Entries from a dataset
====

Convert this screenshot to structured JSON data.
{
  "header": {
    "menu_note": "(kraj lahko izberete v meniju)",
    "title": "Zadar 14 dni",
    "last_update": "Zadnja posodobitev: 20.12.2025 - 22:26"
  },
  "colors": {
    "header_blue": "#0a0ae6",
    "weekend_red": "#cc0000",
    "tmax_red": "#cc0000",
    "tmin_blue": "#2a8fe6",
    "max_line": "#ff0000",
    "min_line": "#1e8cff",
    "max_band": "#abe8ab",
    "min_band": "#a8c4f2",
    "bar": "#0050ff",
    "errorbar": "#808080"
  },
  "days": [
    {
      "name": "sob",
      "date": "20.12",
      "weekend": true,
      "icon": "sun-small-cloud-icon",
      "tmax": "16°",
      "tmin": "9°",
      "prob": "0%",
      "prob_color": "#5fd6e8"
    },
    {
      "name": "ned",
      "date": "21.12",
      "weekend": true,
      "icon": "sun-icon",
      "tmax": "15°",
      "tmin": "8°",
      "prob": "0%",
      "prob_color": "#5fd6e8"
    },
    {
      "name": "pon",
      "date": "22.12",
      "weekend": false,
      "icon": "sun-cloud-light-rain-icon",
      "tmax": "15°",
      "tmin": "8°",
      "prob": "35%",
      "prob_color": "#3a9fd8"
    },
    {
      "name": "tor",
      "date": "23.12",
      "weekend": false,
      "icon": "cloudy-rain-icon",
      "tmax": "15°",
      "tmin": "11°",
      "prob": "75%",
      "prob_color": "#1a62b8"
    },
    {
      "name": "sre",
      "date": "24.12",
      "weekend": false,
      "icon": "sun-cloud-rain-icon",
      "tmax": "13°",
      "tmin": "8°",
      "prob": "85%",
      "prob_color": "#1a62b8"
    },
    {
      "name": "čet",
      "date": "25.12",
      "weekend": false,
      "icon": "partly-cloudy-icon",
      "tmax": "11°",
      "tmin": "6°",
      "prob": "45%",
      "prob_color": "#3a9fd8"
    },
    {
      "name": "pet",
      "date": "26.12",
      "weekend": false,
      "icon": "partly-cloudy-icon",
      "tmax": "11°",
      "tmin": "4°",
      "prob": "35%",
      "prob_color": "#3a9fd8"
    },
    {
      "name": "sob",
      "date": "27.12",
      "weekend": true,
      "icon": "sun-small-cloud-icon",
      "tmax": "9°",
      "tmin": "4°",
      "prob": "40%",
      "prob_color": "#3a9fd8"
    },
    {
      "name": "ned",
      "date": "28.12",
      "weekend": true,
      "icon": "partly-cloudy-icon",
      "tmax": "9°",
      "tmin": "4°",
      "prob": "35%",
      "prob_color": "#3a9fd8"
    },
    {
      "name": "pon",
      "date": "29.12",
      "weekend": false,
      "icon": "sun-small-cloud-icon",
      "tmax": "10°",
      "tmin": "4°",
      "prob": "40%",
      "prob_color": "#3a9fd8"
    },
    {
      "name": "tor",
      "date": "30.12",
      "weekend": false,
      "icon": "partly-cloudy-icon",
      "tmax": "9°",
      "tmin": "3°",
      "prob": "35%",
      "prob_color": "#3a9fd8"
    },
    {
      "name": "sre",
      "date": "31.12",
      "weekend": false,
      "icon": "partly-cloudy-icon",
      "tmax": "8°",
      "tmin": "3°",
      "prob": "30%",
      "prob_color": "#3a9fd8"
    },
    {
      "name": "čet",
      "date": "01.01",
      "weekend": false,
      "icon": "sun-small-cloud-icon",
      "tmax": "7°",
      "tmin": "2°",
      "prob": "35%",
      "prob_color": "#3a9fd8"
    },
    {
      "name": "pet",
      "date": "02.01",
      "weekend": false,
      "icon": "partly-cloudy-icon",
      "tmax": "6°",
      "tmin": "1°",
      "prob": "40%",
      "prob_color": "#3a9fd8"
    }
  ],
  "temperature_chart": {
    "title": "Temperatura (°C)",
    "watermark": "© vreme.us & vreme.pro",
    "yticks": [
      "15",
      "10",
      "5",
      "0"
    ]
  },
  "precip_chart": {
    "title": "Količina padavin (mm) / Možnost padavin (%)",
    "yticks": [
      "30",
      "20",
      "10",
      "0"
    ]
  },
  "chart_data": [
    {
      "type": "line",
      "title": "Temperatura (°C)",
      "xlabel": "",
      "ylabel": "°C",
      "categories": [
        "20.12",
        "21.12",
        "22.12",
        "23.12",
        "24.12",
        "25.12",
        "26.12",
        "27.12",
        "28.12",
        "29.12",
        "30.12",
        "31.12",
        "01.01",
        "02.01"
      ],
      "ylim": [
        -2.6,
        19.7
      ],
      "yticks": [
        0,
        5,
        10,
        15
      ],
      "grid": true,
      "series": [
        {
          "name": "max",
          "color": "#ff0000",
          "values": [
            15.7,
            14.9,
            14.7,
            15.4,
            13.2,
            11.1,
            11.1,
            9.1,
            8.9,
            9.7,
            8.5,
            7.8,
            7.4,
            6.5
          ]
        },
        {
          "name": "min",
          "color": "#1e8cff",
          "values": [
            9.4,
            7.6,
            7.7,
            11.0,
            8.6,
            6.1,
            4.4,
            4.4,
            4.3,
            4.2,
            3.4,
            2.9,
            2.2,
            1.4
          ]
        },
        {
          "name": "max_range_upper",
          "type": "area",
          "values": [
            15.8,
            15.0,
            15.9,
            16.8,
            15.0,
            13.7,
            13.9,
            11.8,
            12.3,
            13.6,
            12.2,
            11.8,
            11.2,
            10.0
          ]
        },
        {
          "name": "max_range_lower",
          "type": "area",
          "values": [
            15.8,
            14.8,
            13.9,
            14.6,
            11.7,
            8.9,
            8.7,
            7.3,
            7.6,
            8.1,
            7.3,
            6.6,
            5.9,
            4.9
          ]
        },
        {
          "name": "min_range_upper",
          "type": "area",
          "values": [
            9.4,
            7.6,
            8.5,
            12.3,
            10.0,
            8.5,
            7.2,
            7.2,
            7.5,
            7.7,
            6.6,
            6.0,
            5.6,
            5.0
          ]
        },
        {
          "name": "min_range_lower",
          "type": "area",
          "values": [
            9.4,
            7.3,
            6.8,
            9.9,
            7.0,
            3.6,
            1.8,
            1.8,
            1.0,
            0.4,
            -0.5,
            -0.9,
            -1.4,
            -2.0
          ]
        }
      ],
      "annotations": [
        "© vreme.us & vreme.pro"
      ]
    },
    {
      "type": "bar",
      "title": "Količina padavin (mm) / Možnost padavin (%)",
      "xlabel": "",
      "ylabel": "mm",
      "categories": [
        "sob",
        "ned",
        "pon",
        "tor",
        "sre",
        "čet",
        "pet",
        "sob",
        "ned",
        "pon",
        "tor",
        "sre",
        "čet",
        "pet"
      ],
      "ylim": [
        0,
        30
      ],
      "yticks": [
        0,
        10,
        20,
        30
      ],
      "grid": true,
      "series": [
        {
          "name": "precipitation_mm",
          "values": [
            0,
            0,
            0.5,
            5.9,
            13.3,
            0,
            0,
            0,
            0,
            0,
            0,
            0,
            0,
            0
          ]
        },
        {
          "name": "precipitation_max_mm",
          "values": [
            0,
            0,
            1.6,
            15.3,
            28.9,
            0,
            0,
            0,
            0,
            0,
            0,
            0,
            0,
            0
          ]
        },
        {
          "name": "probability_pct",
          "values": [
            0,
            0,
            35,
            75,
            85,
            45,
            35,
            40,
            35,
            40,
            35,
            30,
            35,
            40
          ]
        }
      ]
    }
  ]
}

====

## Exercise aim
Would you reproduce all the entries exactly?

## Written answer
Convert this screenshot to structured JSON data.
{
  "header": {
    "menu_note": "(kraj lahko izberete v meniju)",
    "title": "Zadar 14 dni",
    "last_update": "Zadnja posodobitev: 20.12.2025 - 22:26"
  },
  "colors": {
    "header_blue": "#0a0ae6",
    "weekend_red": "#cc0000",
    "tmax_red": "#cc0000",
    "tmin_blue": "#2a8fe6",
    "max_line": "#ff0000",
    "min_line": "#1e8cff",
    "max_band": "#abe8ab",
    "min_band": "#a8c4f2",
    "bar": "#0050ff",
    "errorbar": "#808080"
  },
  "days": [
    {
      "name": "sob",
      "date": "20.12",
      "weekend": true,
      "icon": "sun-small-cloud-icon",
      "tmax": "16°",
      "tmin": "9°",
      "prob": "0%",
      "prob_color": "#5fd6e8"
    },
    {
      "name": "ned",
      "date": "21.12",
      "weekend": true,
      "icon": "sun-icon",
      "tmax": "15°",
      "tmin": "8°",
      "prob": "0%",
      "prob_color": "#5fd6e8"
    },
    {
      "name": "pon",
      "date": "22.12",
      "weekend": false,
      "icon": "sun-cloud-light-rain-icon",
      "tmax": "15°",
      "tmin": "8°",
      "prob": "35%",
      "prob_color": "#3a9fd8"
    },
    {
      "name": "tor",
      "date": "23.12",
      "weekend": false,
      "icon": "cloudy-rain-icon",
      "tmax": "15°",
      "tmin": "11°",
      "prob": "75%",
      "prob_color": "#1a62b8"
    },
    {
      "name": "sre",
      "date": "24.12",
      "weekend": false,
      "icon": "sun-cloud-rain-icon",
      "tmax": "13°",
      "tmin": "8°",
      "prob": "85%",
      "prob_color": "#1a62b8"
    },
    {
      "name": "čet",
      "date": "25.12",
      "weekend": false,
      "icon": "partly-cloudy-icon",
      "tmax": "11°",
      "tmin": "6°",
      "prob": "45%",
      "prob_color": "#3a9fd8"
    },
    {
      "name": "pet",
      "date": "26.12",
      "weekend": false,
      "icon": "partly-cloudy-icon",
      "tmax": "11°",
      "tmin": "4°",
      "prob": "35%",
      "prob_color": "#3a9fd8"
    },
    {
      "name": "sob",
      "date": "27.12",
      "weekend": true,
      "icon": "sun-small-cloud-icon",
      "tmax": "9°",
      "tmin": "4°",
      "prob": "40%",
      "prob_color": "#3a9fd8"
    },
    {
      "name": "ned",
      "date": "28.12",
      "weekend": true,
      "icon": "partly-cloudy-icon",
      "tmax": "9°",
      "tmin": "4°",
      "prob": "35%",
      "prob_color": "#3a9fd8"
    },
    {
      "name": "pon",
      "date": "29.12",
      "weekend": false,
      "icon": "sun-small-cloud-icon",
      "tmax": "10°",
      "tmin": "4°",
      "prob": "40%",
      "prob_color": "#3a9fd8"
    },
    {
      "name": "tor",
      "date": "30.12",
      "weekend": false,
      "icon": "partly-cloudy-icon",
      "tmax": "9°",
      "tmin": "3°",
      "prob": "35%",
      "prob_color": "#3a9fd8"
    },
    {
      "name": "sre",
      "date": "31.12",
      "weekend": false,
      "icon": "partly-cloudy-icon",
      "tmax": "8°",
      "tmin": "3°",
      "prob": "30%",
      "prob_color": "#3a9fd8"
    },
    {
      "name": "čet",
      "date": "01.01",
      "weekend": false,
      "icon": "sun-small-cloud-icon",
      "tmax": "7°",
      "tmin": "2°",
      "prob": "35%",
      "prob_color": "#3a9fd8"
    },
    {
      "name": "pet",
      "date": "02.01",
      "weekend": false,
      "icon": "partly-cloudy-icon",
      "tmax": "6°",
      "tmin": "1°",
      "prob": "40%",
      "prob_color": "#3a9fd8"
    }
  ],
  "temperature_chart": {
    "title": "Temperatura (°C)",
    "watermark": "© vreme.us & vreme.pro",
    "yticks": [
      "15",
      "10",
      "5",
      "0"
    ]
  },
  "precip_chart": {
    "title": "Količina padavin (mm) / Možnost padavin (%)",
    "yticks": [
      "30",
      "20",
      "10",
      "0"
    ]
  },
  "chart_data": [
    {
      "type": "line",
      "title": "Temperatura (°C)",
      "xlabel": "",
      "ylabel": "°C",
      "categories": [
        "20.12",
        "21.12",
        "22.12",
        "23.12",
        "24.12",
        "25.12",
        "26.12",
        "27.12",
        "28.12",
        "29.12",
        "30.12",
        "31.12",
        "01.01",
        "02.01"
      ],
      "ylim": [
        -2.6,
        19.7
      ],
      "yticks": [
        0,
        5,
        10,
        15
      ],
      "grid": true,
      "series": [
        {
          "name": "max",
          "color": "#ff0000",
          "values": [
            15.7,
            14.9,
            14.7,
            15.4,
            13.2,
            11.1,
            11.1,
            9.1,
            8.9,
            9.7,
            8.5,
            7.8,
            7.4,
            6.5
          ]
        },
        {
          "name": "min",
          "color": "#1e8cff",
          "values": [
            9.4,
            7.6,
            7.7,
            11.0,
            8.6,
            6.1,
            4.4,
            4.4,
            4.3,
            4.2,
            3.4,
            2.9,
            2.2,
            1.4
          ]
        },
        {
          "name": "max_range_upper",
          "type": "area",
          "values": [
            15.8,
            15.0,
            15.9,
            16.8,
            15.0,
            13.7,
            13.9,
            11.8,
            12.3,
            13.6,
            12.2,
            11.8,
            11.2,
            10.0
          ]
        },
        {
          "name": "max_range_lower",
          "type": "area",
          "values": [
            15.8,
            14.8,
            13.9,
            14.6,
            11.7,
            8.9,
            8.7,
            7.3,
            7.6,
            8.1,
            7.3,
            6.6,
            5.9,
            4.9
          ]
        },
        {
          "name": "min_range_upper",
          "type": "area",
          "values": [
            9.4,
            7.6,
            8.5,
            12.3,
            10.0,
            8.5,
            7.2,
            7.2,
            7.5,
            7.7,
            6.6,
            6.0,
            5.6,
            5.0
          ]
        },
        {
          "name": "min_range_lower",
          "type": "area",
          "values": [
            9.4,
            7.3,
            6.8,
            9.9,
            7.0,
            3.6,
            1.8,
            1.8,
            1.0,
            0.4,
            -0.5,
            -0.9,
            -1.4,
            -2.0
          ]
        }
      ],
      "annotations": [
        "© vreme.us & vreme.pro"
      ]
    },
    {
      "type": "bar",
      "title": "Količina padavin (mm) / Možnost padavin (%)",
      "xlabel": "",
      "ylabel": "mm",
      "categories": [
        "sob",
        "ned",
        "pon",
        "tor",
        "sre",
        "čet",
        "pet",
        "sob",
        "ned",
        "pon",
        "tor",
        "sre",
        "čet",
        "pet"
      ],
      "ylim": [
        0,
        30
      ],
      "yticks": [
        0,
        10,
        20,
        30
      ],
      "grid": true,
      "series": [
        {
          "name": "precipitation_mm",
          "values": [
            0,
            0,
            0.5,
            5.9,
            13.3,
            0,
            0,
            0,
            0,
            0,
            0,
            0,
            0,
            0
          ]
        },
        {
          "name": "precipitation_max_mm",
          "values": [
            0,
            0,
            1.6,
            15.3,
            28.9,
            0,
            0,
            0,
            0,
            0,
            0,
            0,
            0,
            0
          ]
        },
        {
          "name": "probability_pct",
          "values": [
            0,
            0,
            35,
            75,
            85,
            45,
            35,
            40,
            35,
            40,
            35,
            30,
            35,
            40
          ]
        }
      ]
    }
  ]
}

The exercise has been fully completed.